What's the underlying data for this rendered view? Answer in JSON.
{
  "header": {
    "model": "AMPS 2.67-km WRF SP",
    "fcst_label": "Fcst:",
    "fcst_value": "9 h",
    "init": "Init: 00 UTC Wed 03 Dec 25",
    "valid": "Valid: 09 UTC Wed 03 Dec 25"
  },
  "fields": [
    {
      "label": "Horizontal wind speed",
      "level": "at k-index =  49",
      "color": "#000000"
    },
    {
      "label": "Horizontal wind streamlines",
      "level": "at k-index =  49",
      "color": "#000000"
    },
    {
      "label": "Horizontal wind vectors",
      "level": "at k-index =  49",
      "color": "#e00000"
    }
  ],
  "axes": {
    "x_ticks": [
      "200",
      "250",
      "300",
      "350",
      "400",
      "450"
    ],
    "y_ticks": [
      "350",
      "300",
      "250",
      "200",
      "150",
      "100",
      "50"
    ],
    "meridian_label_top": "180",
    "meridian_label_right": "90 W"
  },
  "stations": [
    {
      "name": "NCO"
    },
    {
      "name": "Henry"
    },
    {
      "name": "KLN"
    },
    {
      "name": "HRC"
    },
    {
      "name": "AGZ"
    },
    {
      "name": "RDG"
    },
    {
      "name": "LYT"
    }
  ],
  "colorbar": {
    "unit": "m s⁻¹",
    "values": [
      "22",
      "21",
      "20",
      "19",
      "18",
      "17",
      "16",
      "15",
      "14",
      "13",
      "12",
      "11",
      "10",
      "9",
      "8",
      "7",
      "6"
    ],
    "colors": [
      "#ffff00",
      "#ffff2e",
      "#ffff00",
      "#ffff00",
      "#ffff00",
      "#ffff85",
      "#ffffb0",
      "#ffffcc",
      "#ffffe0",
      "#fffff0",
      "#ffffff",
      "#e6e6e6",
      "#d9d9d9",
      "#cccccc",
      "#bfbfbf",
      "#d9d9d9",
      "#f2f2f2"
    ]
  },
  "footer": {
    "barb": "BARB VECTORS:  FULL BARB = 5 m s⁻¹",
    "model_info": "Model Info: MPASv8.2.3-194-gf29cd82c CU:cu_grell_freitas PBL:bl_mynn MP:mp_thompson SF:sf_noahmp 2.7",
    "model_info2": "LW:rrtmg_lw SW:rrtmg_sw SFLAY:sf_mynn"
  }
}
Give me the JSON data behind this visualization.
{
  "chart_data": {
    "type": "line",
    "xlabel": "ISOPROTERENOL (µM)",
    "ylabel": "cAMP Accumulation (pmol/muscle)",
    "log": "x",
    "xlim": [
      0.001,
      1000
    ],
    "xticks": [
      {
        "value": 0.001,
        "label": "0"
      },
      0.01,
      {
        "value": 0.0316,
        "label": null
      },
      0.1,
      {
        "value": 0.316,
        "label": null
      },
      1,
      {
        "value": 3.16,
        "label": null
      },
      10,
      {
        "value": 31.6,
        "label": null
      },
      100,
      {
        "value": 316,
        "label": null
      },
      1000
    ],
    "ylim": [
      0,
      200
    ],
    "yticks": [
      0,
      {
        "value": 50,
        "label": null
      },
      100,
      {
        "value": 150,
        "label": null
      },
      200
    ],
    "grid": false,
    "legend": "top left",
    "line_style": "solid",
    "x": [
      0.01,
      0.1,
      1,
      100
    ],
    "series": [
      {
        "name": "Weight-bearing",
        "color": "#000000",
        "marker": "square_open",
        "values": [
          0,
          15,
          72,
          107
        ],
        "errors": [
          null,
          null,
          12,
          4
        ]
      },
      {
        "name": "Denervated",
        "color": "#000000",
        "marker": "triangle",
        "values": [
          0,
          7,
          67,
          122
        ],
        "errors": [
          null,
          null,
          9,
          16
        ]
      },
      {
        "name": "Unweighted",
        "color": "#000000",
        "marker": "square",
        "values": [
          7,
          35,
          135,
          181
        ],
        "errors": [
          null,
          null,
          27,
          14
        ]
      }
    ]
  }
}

__WHAT IS ASKED__: From the listing above, extract all records word for word.

__RESULT OF THIS TASK__:
What's the underlying data for this rendered view? Answer in JSON.
{
  "header": {
    "model": "AMPS 2.67-km WRF SP",
    "fcst_label": "Fcst:",
    "fcst_value": "9 h",
    "init": "Init: 00 UTC Wed 03 Dec 25",
    "valid": "Valid: 09 UTC Wed 03 Dec 25"
  },
  "fields": [
    {
      "label": "Horizontal wind speed",
      "level": "at k-index =  49",
      "color": "#000000"
    },
    {
      "label": "Horizontal wind streamlines",
      "level": "at k-index =  49",
      "color": "#000000"
    },
    {
      "label": "Horizontal wind vectors",
      "level": "at k-index =  49",
      "color": "#e00000"
    }
  ],
  "axes": {
    "x_ticks": [
      "200",
      "250",
      "300",
      "350",
      "400",
      "450"
    ],
    "y_ticks": [
      "350",
      "300",
      "250",
      "200",
      "150",
      "100",
      "50"
    ],
    "meridian_label_top": "180",
    "meridian_label_right": "90 W"
  },
  "stations": [
    {
      "name": "NCO"
    },
    {
      "name": "Henry"
    },
    {
      "name": "KLN"
    },
    {
      "name": "HRC"
    },
    {
      "name": "AGZ"
    },
    {
      "name": "RDG"
    },
    {
      "name": "LYT"
    }
  ],
  "colorbar": {
    "unit": "m s⁻¹",
    "values": [
      "22",
      "21",
      "20",
      "19",
      "18",
      "17",
      "16",
      "15",
      "14",
      "13",
      "12",
      "11",
      "10",
      "9",
      "8",
      "7",
      "6"
    ],
    "colors": [
      "#ffff00",
      "#ffff2e",
      "#ffff00",
      "#ffff00",
      "#ffff00",
      "#ffff85",
      "#ffffb0",
      "#ffffcc",
      "#ffffe0",
      "#fffff0",
      "#ffffff",
      "#e6e6e6",
      "#d9d9d9",
      "#cccccc",
      "#bfbfbf",
      "#d9d9d9",
      "#f2f2f2"
    ]
  },
  "footer": {
    "barb": "BARB VECTORS:  FULL BARB = 5 m s⁻¹",
    "model_info": "Model Info: MPASv8.2.3-194-gf29cd82c CU:cu_grell_freitas PBL:bl_mynn MP:mp_thompson SF:sf_noahmp 2.7",
    "model_info2": "LW:rrtmg_lw SW:rrtmg_sw SFLAY:sf_mynn"
  }
}
Give me the JSON data behind this visualization.
{
  "chart_data": {
    "type": "line",
    "xlabel": "ISOPROTERENOL (µM)",
    "ylabel": "cAMP Accumulation (pmol/muscle)",
    "log": "x",
    "xlim": [
      0.001,
      1000
    ],
    "xticks": [
      {
        "value": 0.001,
        "label": "0"
      },
      0.01,
      {
        "value": 0.0316,
        "label": null
      },
      0.1,
      {
        "value": 0.316,
        "label": null
      },
      1,
      {
        "value": 3.16,
        "label": null
      },
      10,
      {
        "value": 31.6,
        "label": null
      },
      100,
      {
        "value": 316,
        "label": null
      },
      1000
    ],
    "ylim": [
      0,
      200
    ],
    "yticks": [
      0,
      {
        "value": 50,
        "label": null
      },
      100,
      {
        "value": 150,
        "label": null
      },
      200
    ],
    "grid": false,
    "legend": "top left",
    "line_style": "solid",
    "x": [
      0.01,
      0.1,
      1,
      100
    ],
    "series": [
      {
        "name": "Weight-bearing",
        "color": "#000000",
        "marker": "square_open",
        "values": [
          0,
          15,
          72,
          107
        ],
        "errors": [
          null,
          null,
          12,
          4
        ]
      },
      {
        "name": "Denervated",
        "color": "#000000",
        "marker": "triangle",
        "values": [
          0,
          7,
          67,
          122
        ],
        "errors": [
          null,
          null,
          9,
          16
        ]
      },
      {
        "name": "Unweighted",
        "color": "#000000",
        "marker": "square",
        "values": [
          7,
          35,
          135,
          181
        ],
        "errors": [
          null,
          null,
          27,
          14
        ]
      }
    ]
  }
}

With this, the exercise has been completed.